▶ _Extracted information_

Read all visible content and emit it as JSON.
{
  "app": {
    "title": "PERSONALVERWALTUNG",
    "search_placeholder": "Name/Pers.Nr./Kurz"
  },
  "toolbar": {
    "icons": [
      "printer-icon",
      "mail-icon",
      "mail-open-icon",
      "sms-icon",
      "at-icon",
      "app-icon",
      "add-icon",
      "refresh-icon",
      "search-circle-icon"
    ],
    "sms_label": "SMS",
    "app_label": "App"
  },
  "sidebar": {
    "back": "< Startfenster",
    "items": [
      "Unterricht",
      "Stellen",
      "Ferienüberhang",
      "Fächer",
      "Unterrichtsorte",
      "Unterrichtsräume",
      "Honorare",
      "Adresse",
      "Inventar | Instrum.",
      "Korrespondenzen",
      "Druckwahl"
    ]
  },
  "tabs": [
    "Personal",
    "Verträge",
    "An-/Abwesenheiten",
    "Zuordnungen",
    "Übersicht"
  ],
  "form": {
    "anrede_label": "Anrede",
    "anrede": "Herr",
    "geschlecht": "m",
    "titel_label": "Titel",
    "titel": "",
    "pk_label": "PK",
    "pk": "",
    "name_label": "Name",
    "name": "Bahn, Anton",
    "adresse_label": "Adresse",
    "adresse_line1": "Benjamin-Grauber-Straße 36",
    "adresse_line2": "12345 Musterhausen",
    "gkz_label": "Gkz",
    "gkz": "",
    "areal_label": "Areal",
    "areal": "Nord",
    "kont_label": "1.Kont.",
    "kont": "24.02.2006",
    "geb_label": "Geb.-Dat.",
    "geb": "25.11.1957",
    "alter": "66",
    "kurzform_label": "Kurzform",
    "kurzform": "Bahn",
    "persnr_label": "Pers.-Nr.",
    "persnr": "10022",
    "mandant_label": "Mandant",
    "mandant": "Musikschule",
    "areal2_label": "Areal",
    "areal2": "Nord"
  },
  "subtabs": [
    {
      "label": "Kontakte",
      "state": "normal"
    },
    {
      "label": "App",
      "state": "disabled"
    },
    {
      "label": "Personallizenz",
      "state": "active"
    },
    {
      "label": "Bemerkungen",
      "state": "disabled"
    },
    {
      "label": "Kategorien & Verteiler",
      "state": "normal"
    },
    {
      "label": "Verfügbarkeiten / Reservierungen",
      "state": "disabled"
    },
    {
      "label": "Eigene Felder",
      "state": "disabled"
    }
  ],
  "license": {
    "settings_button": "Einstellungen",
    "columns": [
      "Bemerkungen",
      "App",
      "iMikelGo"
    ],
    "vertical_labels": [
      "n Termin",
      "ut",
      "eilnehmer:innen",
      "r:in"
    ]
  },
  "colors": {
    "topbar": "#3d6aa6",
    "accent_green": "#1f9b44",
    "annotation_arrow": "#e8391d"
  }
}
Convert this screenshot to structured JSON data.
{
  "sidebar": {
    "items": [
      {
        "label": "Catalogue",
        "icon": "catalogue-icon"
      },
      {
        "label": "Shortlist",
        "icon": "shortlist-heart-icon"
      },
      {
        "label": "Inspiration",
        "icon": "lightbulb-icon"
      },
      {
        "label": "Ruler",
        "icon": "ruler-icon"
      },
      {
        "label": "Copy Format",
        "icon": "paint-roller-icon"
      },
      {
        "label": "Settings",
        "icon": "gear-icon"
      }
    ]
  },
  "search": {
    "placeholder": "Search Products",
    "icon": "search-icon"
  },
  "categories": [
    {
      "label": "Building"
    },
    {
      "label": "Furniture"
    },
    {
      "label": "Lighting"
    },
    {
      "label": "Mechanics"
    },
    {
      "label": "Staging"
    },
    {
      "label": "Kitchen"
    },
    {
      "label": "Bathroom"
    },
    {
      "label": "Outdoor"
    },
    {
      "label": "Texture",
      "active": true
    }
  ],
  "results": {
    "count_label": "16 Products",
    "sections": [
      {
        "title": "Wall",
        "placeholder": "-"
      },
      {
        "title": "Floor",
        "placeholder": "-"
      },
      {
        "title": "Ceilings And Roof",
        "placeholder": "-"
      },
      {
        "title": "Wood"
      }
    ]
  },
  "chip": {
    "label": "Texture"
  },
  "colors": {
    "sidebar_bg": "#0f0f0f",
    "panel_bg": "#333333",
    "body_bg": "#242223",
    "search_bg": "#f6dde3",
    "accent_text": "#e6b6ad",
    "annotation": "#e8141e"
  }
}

▶ _Given exercise_
Restate all of the entries above precisely.

▶ _Exercise answer_
Read all visible content and emit it as JSON.
{
  "app": {
    "title": "PERSONALVERWALTUNG",
    "search_placeholder": "Name/Pers.Nr./Kurz"
  },
  "toolbar": {
    "icons": [
      "printer-icon",
      "mail-icon",
      "mail-open-icon",
      "sms-icon",
      "at-icon",
      "app-icon",
      "add-icon",
      "refresh-icon",
      "search-circle-icon"
    ],
    "sms_label": "SMS",
    "app_label": "App"
  },
  "sidebar": {
    "back": "< Startfenster",
    "items": [
      "Unterricht",
      "Stellen",
      "Ferienüberhang",
      "Fächer",
      "Unterrichtsorte",
      "Unterrichtsräume",
      "Honorare",
      "Adresse",
      "Inventar | Instrum.",
      "Korrespondenzen",
      "Druckwahl"
    ]
  },
  "tabs": [
    "Personal",
    "Verträge",
    "An-/Abwesenheiten",
    "Zuordnungen",
    "Übersicht"
  ],
  "form": {
    "anrede_label": "Anrede",
    "anrede": "Herr",
    "geschlecht": "m",
    "titel_label": "Titel",
    "titel": "",
    "pk_label": "PK",
    "pk": "",
    "name_label": "Name",
    "name": "Bahn, Anton",
    "adresse_label": "Adresse",
    "adresse_line1": "Benjamin-Grauber-Straße 36",
    "adresse_line2": "12345 Musterhausen",
    "gkz_label": "Gkz",
    "gkz": "",
    "areal_label": "Areal",
    "areal": "Nord",
    "kont_label": "1.Kont.",
    "kont": "24.02.2006",
    "geb_label": "Geb.-Dat.",
    "geb": "25.11.1957",
    "alter": "66",
    "kurzform_label": "Kurzform",
    "kurzform": "Bahn",
    "persnr_label": "Pers.-Nr.",
    "persnr": "10022",
    "mandant_label": "Mandant",
    "mandant": "Musikschule",
    "areal2_label": "Areal",
    "areal2": "Nord"
  },
  "subtabs": [
    {
      "label": "Kontakte",
      "state": "normal"
    },
    {
      "label": "App",
      "state": "disabled"
    },
    {
      "label": "Personallizenz",
      "state": "active"
    },
    {
      "label": "Bemerkungen",
      "state": "disabled"
    },
    {
      "label": "Kategorien & Verteiler",
      "state": "normal"
    },
    {
      "label": "Verfügbarkeiten / Reservierungen",
      "state": "disabled"
    },
    {
      "label": "Eigene Felder",
      "state": "disabled"
    }
  ],
  "license": {
    "settings_button": "Einstellungen",
    "columns": [
      "Bemerkungen",
      "App",
      "iMikelGo"
    ],
    "vertical_labels": [
      "n Termin",
      "ut",
      "eilnehmer:innen",
      "r:in"
    ]
  },
  "colors": {
    "topbar": "#3d6aa6",
    "accent_green": "#1f9b44",
    "annotation_arrow": "#e8391d"
  }
}
Convert this screenshot to structured JSON data.
{
  "sidebar": {
    "items": [
      {
        "label": "Catalogue",
        "icon": "catalogue-icon"
      },
      {
        "label": "Shortlist",
        "icon": "shortlist-heart-icon"
      },
      {
        "label": "Inspiration",
        "icon": "lightbulb-icon"
      },
      {
        "label": "Ruler",
        "icon": "ruler-icon"
      },
      {
        "label": "Copy Format",
        "icon": "paint-roller-icon"
      },
      {
        "label": "Settings",
        "icon": "gear-icon"
      }
    ]
  },
  "search": {
    "placeholder": "Search Products",
    "icon": "search-icon"
  },
  "categories": [
    {
      "label": "Building"
    },
    {
      "label": "Furniture"
    },
    {
      "label": "Lighting"
    },
    {
      "label": "Mechanics"
    },
    {
      "label": "Staging"
    },
    {
      "label": "Kitchen"
    },
    {
      "label": "Bathroom"
    },
    {
      "label": "Outdoor"
    },
    {
      "label": "Texture",
      "active": true
    }
  ],
  "results": {
    "count_label": "16 Products",
    "sections": [
      {
        "title": "Wall",
        "placeholder": "-"
      },
      {
        "title": "Floor",
        "placeholder": "-"
      },
      {
        "title": "Ceilings And Roof",
        "placeholder": "-"
      },
      {
        "title": "Wood"
      }
    ]
  },
  "chip": {
    "label": "Texture"
  },
  "colors": {
    "sidebar_bg": "#0f0f0f",
    "panel_bg": "#333333",
    "body_bg": "#242223",
    "search_bg": "#f6dde3",
    "accent_text": "#e6b6ad",
    "annotation": "#e8141e"
  }
}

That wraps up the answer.